Structured figure records
((
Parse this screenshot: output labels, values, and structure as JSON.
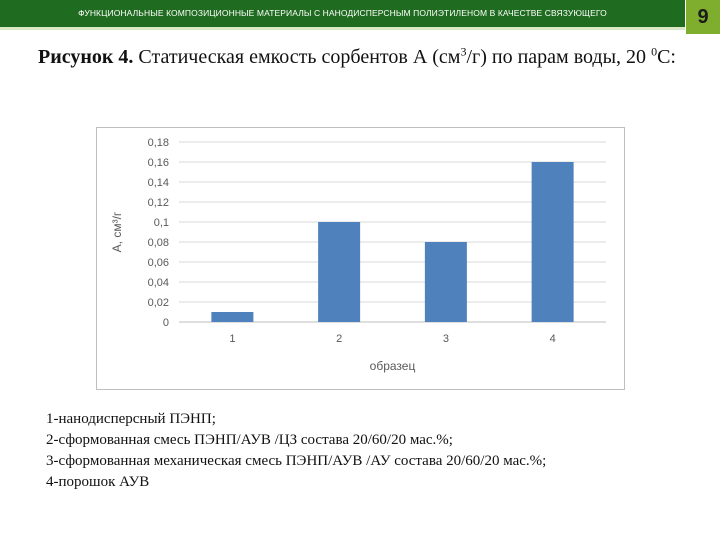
{
  "header": {
    "title": "ФУНКЦИОНАЛЬНЫЕ КОМПОЗИЦИОННЫЕ МАТЕРИАЛЫ С НАНОДИСПЕРСНЫМ ПОЛИЭТИЛЕНОМ В КАЧЕСТВЕ СВЯЗУЮЩЕГО",
    "page_number": "9"
  },
  "figure": {
    "label": "Рисунок 4.",
    "text_1": " Статическая емкость сорбентов А (см",
    "sup_1": "3",
    "text_2": "/г) по парам воды, 20 ",
    "sup_2": "0",
    "text_3": "С:"
  },
  "legend_lines": [
    "1-нанодисперсный ПЭНП;",
    "2-сформованная смесь ПЭНП/АУВ /ЦЗ состава 20/60/20  мас.%;",
    "3-сформованная механическая смесь ПЭНП/АУВ /АУ состава 20/60/20 мас.%;",
    "4-порошок АУВ"
  ],
  "colors": {
    "header_bg": "#1f6b1f",
    "page_number_bg": "#7fae2e",
    "bar": "#4f81bd",
    "axis_text": "#595959",
    "grid": "#d9d9d9"
  },
  "chart_data": {
    "type": "bar",
    "categories": [
      "1",
      "2",
      "3",
      "4"
    ],
    "values": [
      0.01,
      0.1,
      0.08,
      0.16
    ],
    "title": "",
    "xlabel": "образец",
    "ylabel": "А, см³/г",
    "ylim": [
      0,
      0.18
    ],
    "y_ticks": [
      0,
      0.02,
      0.04,
      0.06,
      0.08,
      0.1,
      0.12,
      0.14,
      0.16,
      0.18
    ],
    "y_tick_labels": [
      "0",
      "0,02",
      "0,04",
      "0,06",
      "0,08",
      "0,1",
      "0,12",
      "0,14",
      "0,16",
      "0,18"
    ],
    "grid": true,
    "legend": "none"
  }
}
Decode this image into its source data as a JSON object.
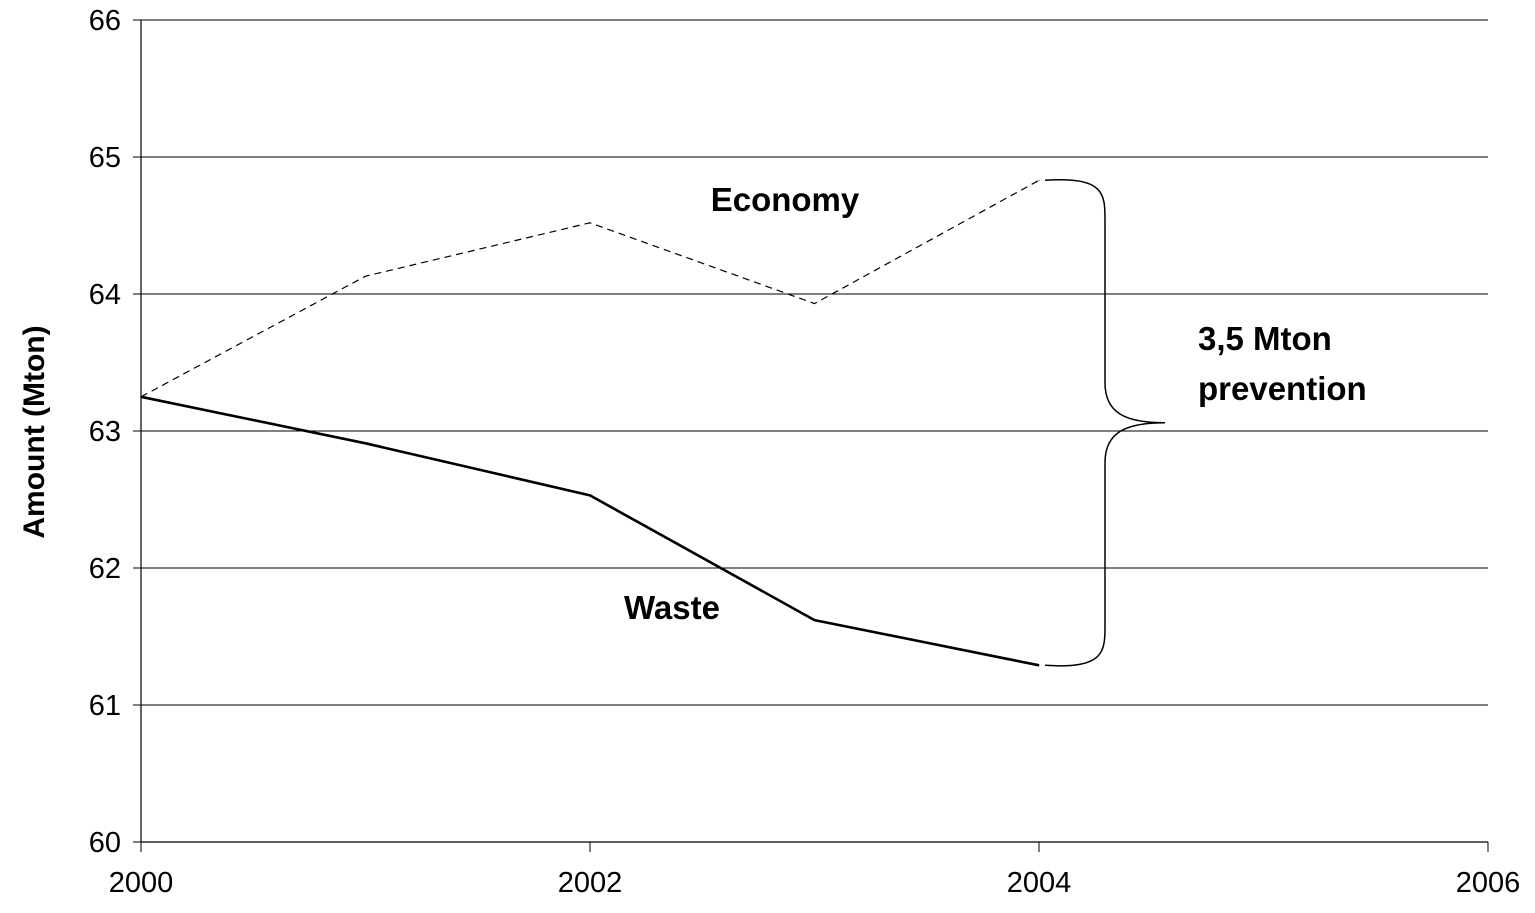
))
- SHORT TASK -
Set down the material exactly, every line of it, except for the pictures.

- ANSWER FOR THE TASK -
Parse this screenshot: output labels, values, and structure as JSON.
{
  "header": {
    "title": "ФУНКЦИОНАЛЬНЫЕ КОМПОЗИЦИОННЫЕ МАТЕРИАЛЫ С НАНОДИСПЕРСНЫМ ПОЛИЭТИЛЕНОМ В КАЧЕСТВЕ СВЯЗУЮЩЕГО",
    "page_number": "9"
  },
  "figure": {
    "label": "Рисунок 4.",
    "text_1": " Статическая емкость сорбентов А (см",
    "sup_1": "3",
    "text_2": "/г) по парам воды, 20 ",
    "sup_2": "0",
    "text_3": "С:"
  },
  "legend_lines": [
    "1-нанодисперсный ПЭНП;",
    "2-сформованная смесь ПЭНП/АУВ /ЦЗ состава 20/60/20  мас.%;",
    "3-сформованная механическая смесь ПЭНП/АУВ /АУ состава 20/60/20 мас.%;",
    "4-порошок АУВ"
  ],
  "colors": {
    "header_bg": "#1f6b1f",
    "page_number_bg": "#7fae2e",
    "bar": "#4f81bd",
    "axis_text": "#595959",
    "grid": "#d9d9d9"
  },
  "chart_data": {
    "type": "bar",
    "categories": [
      "1",
      "2",
      "3",
      "4"
    ],
    "values": [
      0.01,
      0.1,
      0.08,
      0.16
    ],
    "title": "",
    "xlabel": "образец",
    "ylabel": "А, см³/г",
    "ylim": [
      0,
      0.18
    ],
    "y_ticks": [
      0,
      0.02,
      0.04,
      0.06,
      0.08,
      0.1,
      0.12,
      0.14,
      0.16,
      0.18
    ],
    "y_tick_labels": [
      "0",
      "0,02",
      "0,04",
      "0,06",
      "0,08",
      "0,1",
      "0,12",
      "0,14",
      "0,16",
      "0,18"
    ],
    "grid": true,
    "legend": "none"
  }
}
Decode this image into its source data as a JSON object.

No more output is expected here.